• _Given instruction_
Show only lines that include "large".

• _Data extract_
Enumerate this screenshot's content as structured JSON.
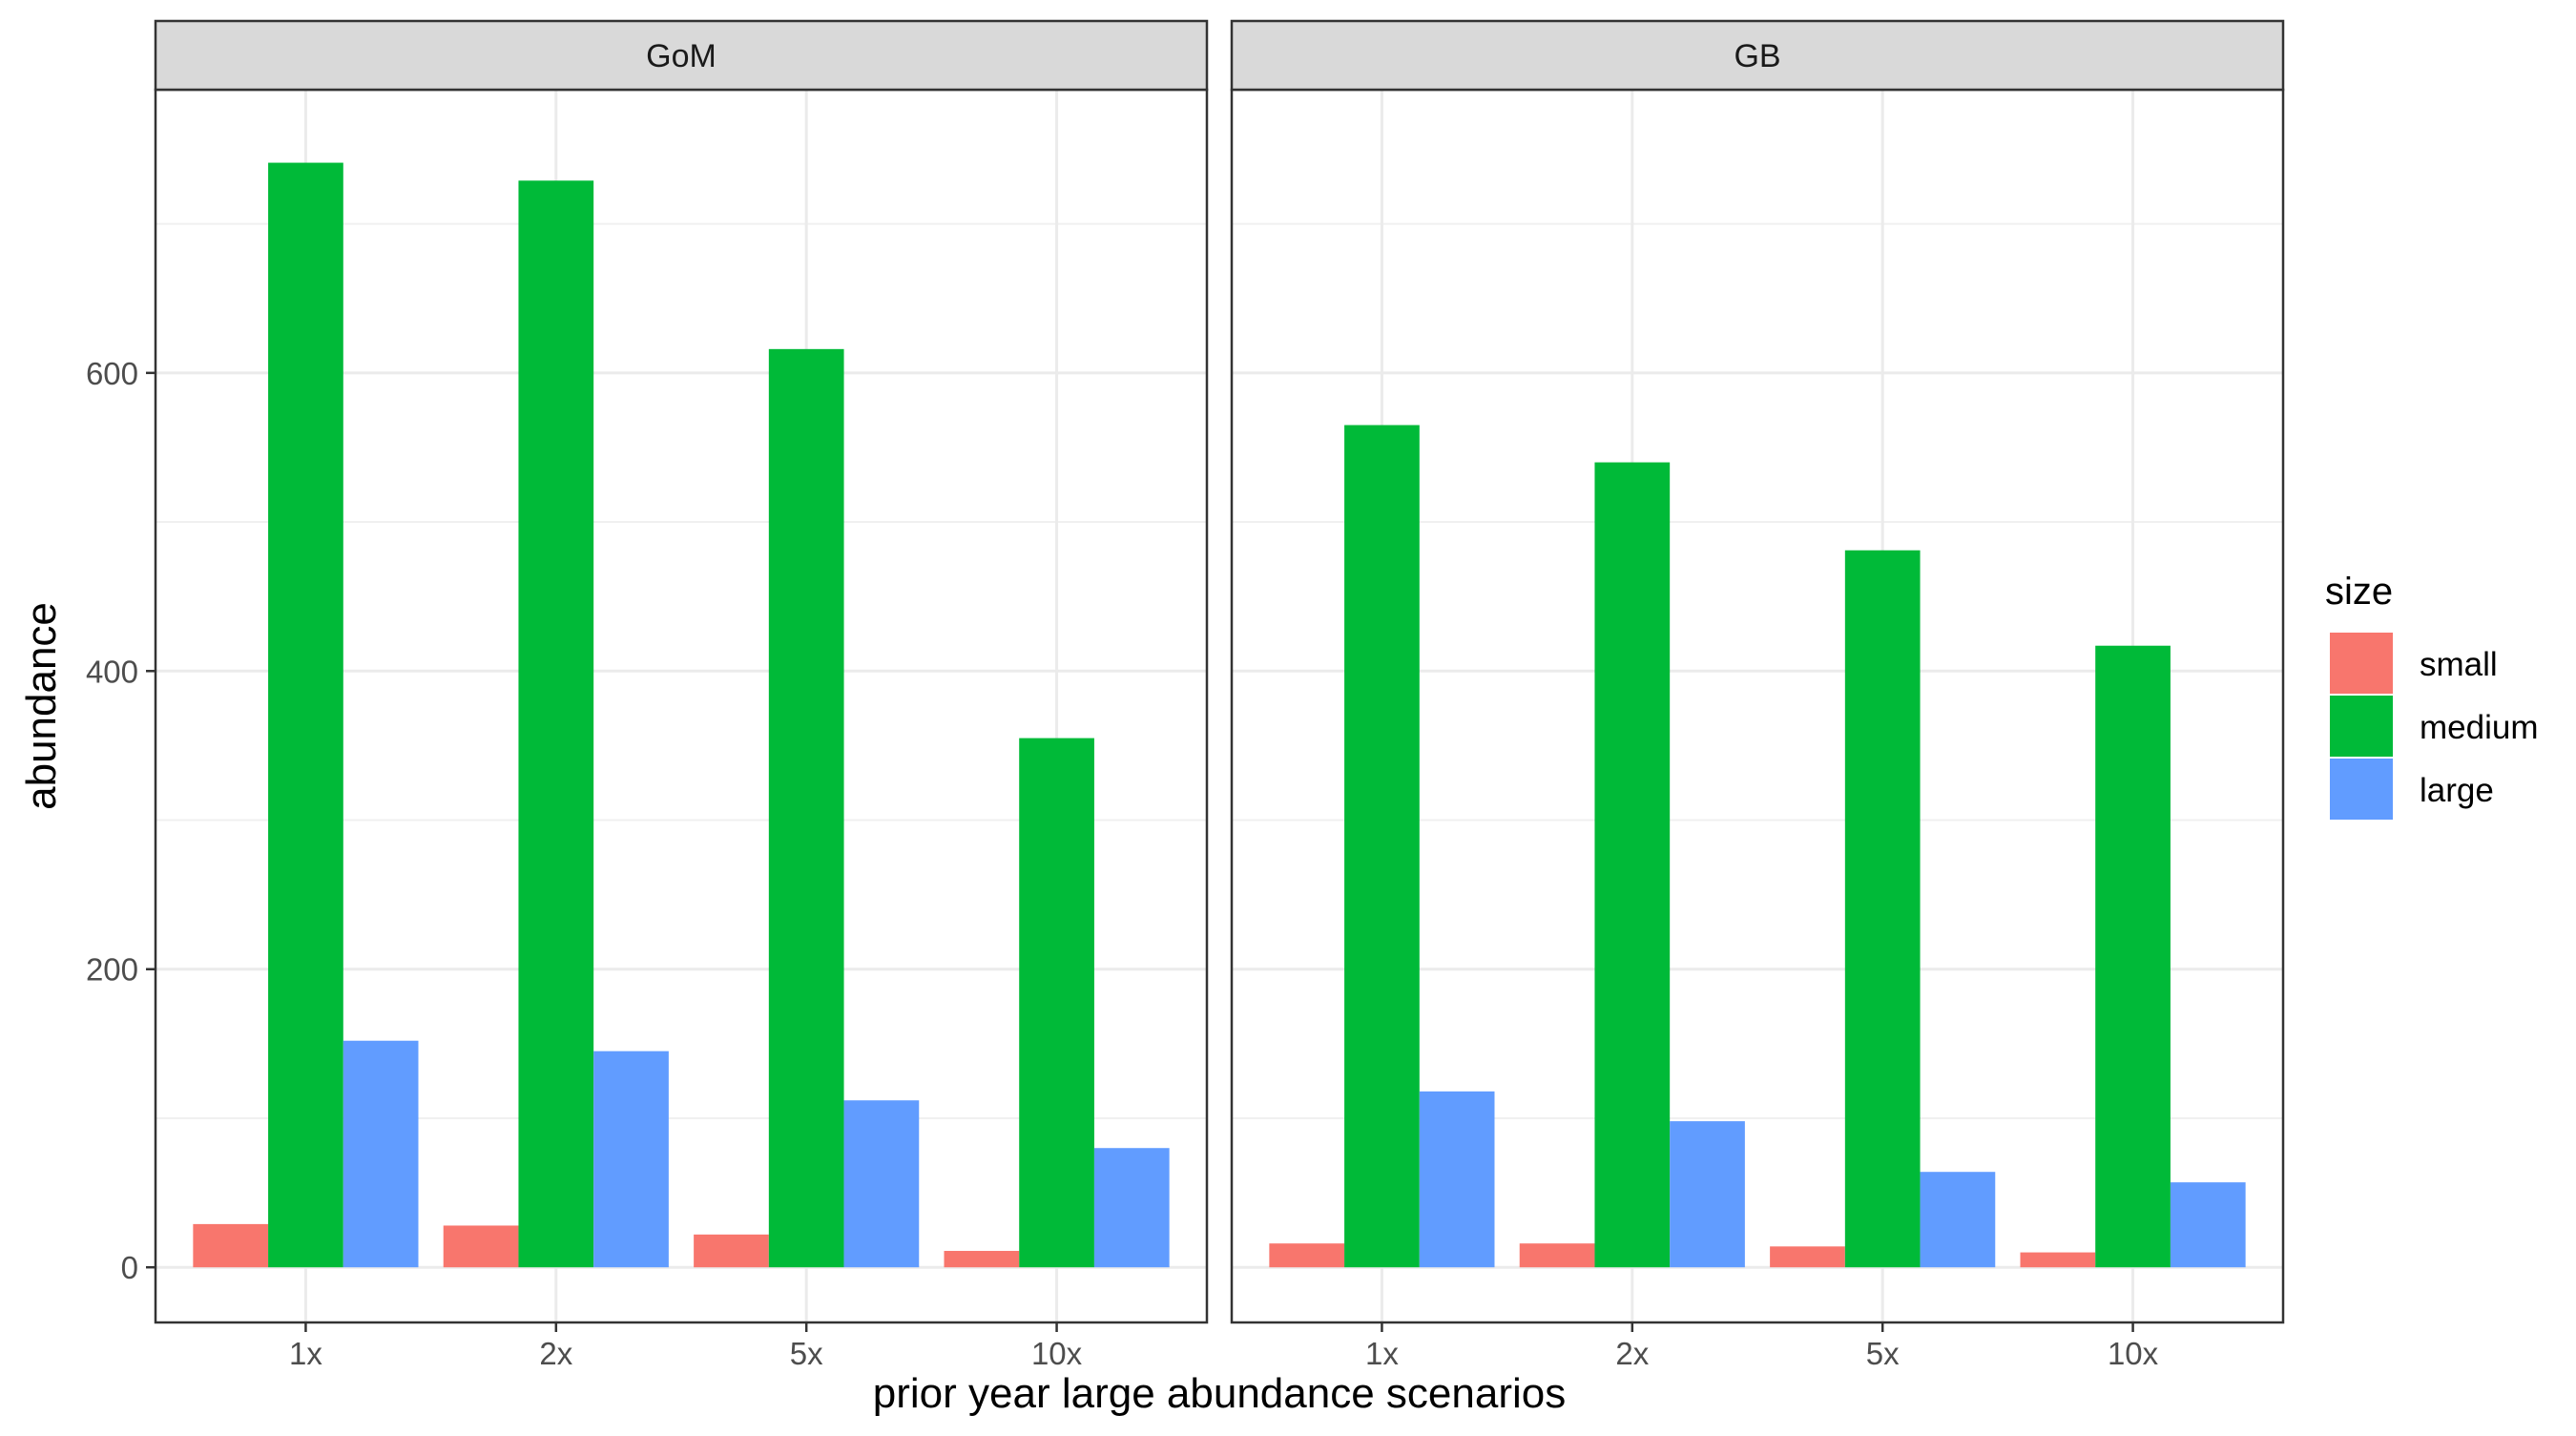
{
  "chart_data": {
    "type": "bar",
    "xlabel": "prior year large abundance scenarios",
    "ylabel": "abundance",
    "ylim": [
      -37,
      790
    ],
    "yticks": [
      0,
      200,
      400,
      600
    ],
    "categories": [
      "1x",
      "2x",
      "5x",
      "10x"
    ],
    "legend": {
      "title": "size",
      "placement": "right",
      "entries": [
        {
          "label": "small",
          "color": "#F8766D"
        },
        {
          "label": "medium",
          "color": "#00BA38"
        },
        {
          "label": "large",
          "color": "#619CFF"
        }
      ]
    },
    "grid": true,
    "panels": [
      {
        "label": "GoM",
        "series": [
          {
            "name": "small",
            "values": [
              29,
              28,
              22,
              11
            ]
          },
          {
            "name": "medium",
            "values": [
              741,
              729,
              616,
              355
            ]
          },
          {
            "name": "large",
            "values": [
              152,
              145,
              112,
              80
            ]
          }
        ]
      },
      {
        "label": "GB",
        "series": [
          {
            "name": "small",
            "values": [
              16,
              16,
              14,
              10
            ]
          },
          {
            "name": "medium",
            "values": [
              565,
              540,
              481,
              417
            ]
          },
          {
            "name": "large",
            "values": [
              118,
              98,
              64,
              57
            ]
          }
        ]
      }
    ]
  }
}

• _Right answer_
    "xlabel": "prior year large abundance scenarios",
          "label": "large",
            "name": "large",
            "name": "large",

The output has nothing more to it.